Goal:
Output the listing below as a JSON list of strings with one string per line, skipping blank lines and leaving out the pictures.

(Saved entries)
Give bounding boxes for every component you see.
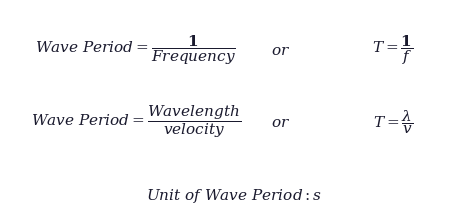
Text: $\mathbf{\mathit{Wave\ Period}} = \dfrac{\mathbf{1}}{\mathbf{\mathit{Frequency}}: $\mathbf{\mathit{Wave\ Period}} = \dfrac… bbox=[35, 33, 236, 67]
Text: $\mathbf{\mathit{T}} = \dfrac{\mathbf{\mathit{\lambda}}}{\mathbf{\mathit{v}}}$: $\mathbf{\mathit{T}} = \dfrac{\mathbf{\m… bbox=[373, 108, 413, 136]
Text: $\mathbf{\mathit{T}} = \dfrac{\mathbf{1}}{\mathbf{\mathit{f}}}$: $\mathbf{\mathit{T}} = \dfrac{\mathbf{1}… bbox=[373, 33, 414, 67]
Text: $\mathbf{\mathit{or}}$: $\mathbf{\mathit{or}}$ bbox=[271, 115, 291, 129]
Text: $\mathbf{\mathit{Wave\ Period}} = \dfrac{\mathbf{\mathit{Wavelength}}}{\mathbf{\: $\mathbf{\mathit{Wave\ Period}} = \dfrac… bbox=[31, 104, 241, 140]
Text: $\mathbf{\mathit{Unit\ of\ Wave\ Period}}: \mathbf{\mathit{s}}$: $\mathbf{\mathit{Unit\ of\ Wave\ Period}… bbox=[146, 187, 322, 205]
Text: $\mathbf{\mathit{or}}$: $\mathbf{\mathit{or}}$ bbox=[271, 43, 291, 58]
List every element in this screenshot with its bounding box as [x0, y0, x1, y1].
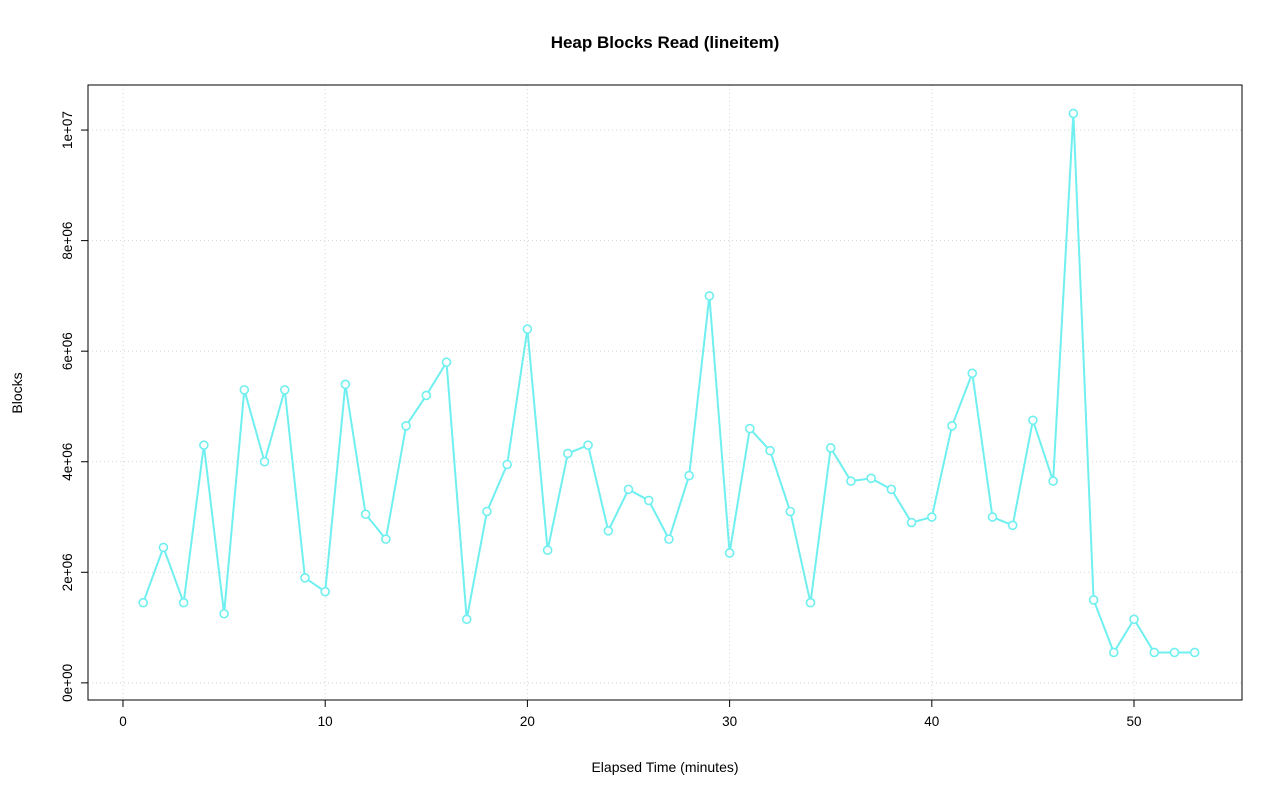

Correct response:
[
  "Give bounding boxes for every component you see.",
  "Text: $\\mathbf{\\mathit{Wave\\ Period}} = \\dfrac{\\mathbf{1}}{\\mathbf{\\mathit{Frequency}}: $\\mathbf{\\mathit{Wave\\ Period}} = \\dfrac… bbox=[35, 33, 236, 67]",
  "Text: $\\mathbf{\\mathit{T}} = \\dfrac{\\mathbf{\\mathit{\\lambda}}}{\\mathbf{\\mathit{v}}}$: $\\mathbf{\\mathit{T}} = \\dfrac{\\mathbf{\\m… bbox=[373, 108, 413, 136]",
  "Text: $\\mathbf{\\mathit{T}} = \\dfrac{\\mathbf{1}}{\\mathbf{\\mathit{f}}}$: $\\mathbf{\\mathit{T}} = \\dfrac{\\mathbf{1}… bbox=[373, 33, 414, 67]",
  "Text: $\\mathbf{\\mathit{or}}$: $\\mathbf{\\mathit{or}}$ bbox=[271, 115, 291, 129]",
  "Text: $\\mathbf{\\mathit{Wave\\ Period}} = \\dfrac{\\mathbf{\\mathit{Wavelength}}}{\\mathbf{\\: $\\mathbf{\\mathit{Wave\\ Period}} = \\dfrac… bbox=[31, 104, 241, 140]",
  "Text: $\\mathbf{\\mathit{Unit\\ of\\ Wave\\ Period}}: \\mathbf{\\mathit{s}}$: $\\mathbf{\\mathit{Unit\\ of\\ Wave\\ Period}… bbox=[146, 187, 322, 205]",
  "Text: $\\mathbf{\\mathit{or}}$: $\\mathbf{\\mathit{or}}$ bbox=[271, 43, 291, 58]",
  "List every element in this screenshot with its bounding box as [x0, y0, x1, y1]."
]